Direction. List every distinct username that posts in the forum thread of NWS reviews.

# A couple of NWS reviews



## sburton224 (Feb 28, 2013)

It may be just on my side but I'm not able to view the videos..saying there is an error. I have many of NWS tools, very nice stuff. I really like their water pump pliers. Apparently Klein does as well with their rebrand model. I'd like to see a fullsize linesman from NWS.


----------



## nick.sek (Mar 3, 2013)

sburton224 said:


> It may be just on my side but I'm not able to view the videos..saying there is an error. I have many of NWS tools, very nice stuff. I really like their water pump pliers. Apparently Klein does as well with their rebrand model. I'd like to see a full size linesman from NWS.


I place new links on top the youtube segments, hopefully that will direct you


----------



## Ionspot (Aug 9, 2013)

Nick, just paste the video code...for example the
vhEv-DeLEgU
between the youtube tags...as below


----------



## nick.sek (Mar 3, 2013)

Ionspot said:


> Nick, just paste the video code...for example the
> vhEv-DeLEgU
> between the youtube tags...as below


You are awesome! Thanks for the help!


----------



## That_Dude (Feb 13, 2012)

The idea of those NWS combo pliers is a good idea for the ergonomics but, the problem comes down to the ability to: 1. Put them into a standard tool pocket and 2. the switch being non-insulated. As far as those NWS strippers go, it's too much work to dial it in every time I need to go strip some wire. :thumbdown:


----------



## nick.sek (Mar 3, 2013)

That_Dude said:


> The idea of those NWS combo pliers is a good idea for the ergonomics but, the problem comes down to the ability to: 1. Put them into a standard tool pocket and 2. the switch being non-insulated. As far as those NWS strippers go, it's too much work to dial it in every time I need to go strip some wire. :thumbdown:


Buy a gun holster, problem solved :blink: the switch is plastic, but just the movement is the issue, really scary you know someone will die from it. 

Their wire strippers are special use exclusively, they could come in quite handy in outlying situations. But the problem is exactly what you said time to configure it...


----------

Information provided.

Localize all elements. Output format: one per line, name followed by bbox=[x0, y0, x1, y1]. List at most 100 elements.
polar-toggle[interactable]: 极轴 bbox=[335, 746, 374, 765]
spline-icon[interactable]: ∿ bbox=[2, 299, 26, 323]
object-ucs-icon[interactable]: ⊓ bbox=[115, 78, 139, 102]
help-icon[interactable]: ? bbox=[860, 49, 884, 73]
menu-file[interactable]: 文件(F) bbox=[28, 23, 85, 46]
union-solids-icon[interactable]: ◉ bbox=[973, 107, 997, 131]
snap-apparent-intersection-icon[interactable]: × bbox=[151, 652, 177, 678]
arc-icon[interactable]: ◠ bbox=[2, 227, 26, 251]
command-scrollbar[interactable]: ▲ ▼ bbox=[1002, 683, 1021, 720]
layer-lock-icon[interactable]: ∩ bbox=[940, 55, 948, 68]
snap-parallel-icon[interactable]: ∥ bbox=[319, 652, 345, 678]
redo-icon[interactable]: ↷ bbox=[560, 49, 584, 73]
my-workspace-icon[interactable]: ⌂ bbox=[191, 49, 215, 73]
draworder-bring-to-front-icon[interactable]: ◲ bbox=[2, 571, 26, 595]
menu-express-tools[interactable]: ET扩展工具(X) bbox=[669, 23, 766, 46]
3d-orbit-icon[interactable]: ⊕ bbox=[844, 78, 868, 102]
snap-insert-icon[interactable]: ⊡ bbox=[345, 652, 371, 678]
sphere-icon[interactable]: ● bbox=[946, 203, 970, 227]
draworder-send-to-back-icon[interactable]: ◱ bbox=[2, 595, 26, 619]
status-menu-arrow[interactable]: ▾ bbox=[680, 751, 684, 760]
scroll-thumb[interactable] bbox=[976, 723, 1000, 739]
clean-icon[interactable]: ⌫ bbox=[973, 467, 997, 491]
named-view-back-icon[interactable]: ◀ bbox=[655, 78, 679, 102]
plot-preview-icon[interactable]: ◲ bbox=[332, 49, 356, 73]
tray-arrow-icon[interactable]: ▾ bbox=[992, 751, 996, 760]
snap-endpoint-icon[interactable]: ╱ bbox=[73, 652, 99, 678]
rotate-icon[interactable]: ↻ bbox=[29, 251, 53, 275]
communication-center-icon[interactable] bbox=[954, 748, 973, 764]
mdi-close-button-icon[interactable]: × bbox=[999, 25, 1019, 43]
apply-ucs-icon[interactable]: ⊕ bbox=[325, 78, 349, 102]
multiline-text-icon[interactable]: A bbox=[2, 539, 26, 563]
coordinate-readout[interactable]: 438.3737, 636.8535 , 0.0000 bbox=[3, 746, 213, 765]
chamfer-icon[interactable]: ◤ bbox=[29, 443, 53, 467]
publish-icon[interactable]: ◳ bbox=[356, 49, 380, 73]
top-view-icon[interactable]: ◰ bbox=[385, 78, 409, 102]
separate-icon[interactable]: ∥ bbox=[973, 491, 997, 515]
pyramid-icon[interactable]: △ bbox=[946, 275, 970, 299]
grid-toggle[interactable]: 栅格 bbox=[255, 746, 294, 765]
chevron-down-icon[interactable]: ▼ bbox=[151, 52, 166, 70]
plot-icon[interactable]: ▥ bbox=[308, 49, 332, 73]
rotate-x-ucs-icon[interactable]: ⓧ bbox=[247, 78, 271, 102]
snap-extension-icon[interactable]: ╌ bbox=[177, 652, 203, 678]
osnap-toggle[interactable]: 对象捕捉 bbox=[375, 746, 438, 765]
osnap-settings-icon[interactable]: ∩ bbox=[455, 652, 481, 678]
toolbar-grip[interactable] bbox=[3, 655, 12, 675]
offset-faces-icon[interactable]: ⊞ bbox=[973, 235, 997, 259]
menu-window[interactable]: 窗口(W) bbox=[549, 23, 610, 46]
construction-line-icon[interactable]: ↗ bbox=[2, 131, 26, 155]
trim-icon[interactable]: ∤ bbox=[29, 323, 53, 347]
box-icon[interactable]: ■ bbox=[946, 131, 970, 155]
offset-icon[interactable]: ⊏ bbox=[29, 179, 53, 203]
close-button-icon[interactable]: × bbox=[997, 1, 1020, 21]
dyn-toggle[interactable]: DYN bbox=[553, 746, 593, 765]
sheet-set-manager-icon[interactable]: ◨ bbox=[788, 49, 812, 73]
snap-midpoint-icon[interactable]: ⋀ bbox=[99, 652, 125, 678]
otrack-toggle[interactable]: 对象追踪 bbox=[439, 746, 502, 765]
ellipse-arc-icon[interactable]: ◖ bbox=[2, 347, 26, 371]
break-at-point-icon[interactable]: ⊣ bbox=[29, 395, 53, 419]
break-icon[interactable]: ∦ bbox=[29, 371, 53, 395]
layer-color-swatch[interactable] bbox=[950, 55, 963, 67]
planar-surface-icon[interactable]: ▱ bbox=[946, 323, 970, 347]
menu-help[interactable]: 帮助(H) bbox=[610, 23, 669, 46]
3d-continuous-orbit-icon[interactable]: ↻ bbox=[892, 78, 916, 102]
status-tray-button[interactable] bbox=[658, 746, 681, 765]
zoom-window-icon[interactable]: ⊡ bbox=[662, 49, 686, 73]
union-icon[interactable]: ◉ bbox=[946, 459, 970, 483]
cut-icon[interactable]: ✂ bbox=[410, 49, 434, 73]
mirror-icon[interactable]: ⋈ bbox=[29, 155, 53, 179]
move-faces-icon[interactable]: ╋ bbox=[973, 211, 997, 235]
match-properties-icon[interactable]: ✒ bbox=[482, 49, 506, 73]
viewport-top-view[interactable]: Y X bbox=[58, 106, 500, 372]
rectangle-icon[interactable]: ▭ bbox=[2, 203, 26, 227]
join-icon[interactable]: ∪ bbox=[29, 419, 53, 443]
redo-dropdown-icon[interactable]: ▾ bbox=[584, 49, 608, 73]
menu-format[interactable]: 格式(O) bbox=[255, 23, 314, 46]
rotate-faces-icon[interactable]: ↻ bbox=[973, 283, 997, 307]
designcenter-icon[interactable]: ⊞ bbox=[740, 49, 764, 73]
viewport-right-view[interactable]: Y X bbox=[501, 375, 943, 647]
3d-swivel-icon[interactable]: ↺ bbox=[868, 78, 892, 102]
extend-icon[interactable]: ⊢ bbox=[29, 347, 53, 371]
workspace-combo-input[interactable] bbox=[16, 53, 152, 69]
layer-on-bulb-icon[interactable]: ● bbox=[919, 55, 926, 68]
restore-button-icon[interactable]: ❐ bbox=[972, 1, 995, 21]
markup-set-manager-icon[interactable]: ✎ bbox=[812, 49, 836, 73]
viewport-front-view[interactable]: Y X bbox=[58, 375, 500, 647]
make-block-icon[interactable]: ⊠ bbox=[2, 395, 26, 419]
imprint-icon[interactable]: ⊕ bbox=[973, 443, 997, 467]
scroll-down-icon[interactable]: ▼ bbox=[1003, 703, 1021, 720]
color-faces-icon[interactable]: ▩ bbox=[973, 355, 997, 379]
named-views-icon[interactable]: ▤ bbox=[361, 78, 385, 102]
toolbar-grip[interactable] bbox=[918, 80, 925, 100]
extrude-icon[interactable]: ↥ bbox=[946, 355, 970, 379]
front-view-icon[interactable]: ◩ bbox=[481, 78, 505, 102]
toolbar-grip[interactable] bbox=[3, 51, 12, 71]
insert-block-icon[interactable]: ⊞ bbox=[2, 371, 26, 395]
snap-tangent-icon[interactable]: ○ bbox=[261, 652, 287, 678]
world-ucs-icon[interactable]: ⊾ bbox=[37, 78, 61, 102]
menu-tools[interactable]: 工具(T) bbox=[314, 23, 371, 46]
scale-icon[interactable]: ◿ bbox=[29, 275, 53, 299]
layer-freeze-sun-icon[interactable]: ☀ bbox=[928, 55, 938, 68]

Solved exercise. sburton224, nick.sek, Ionspot, That_Dude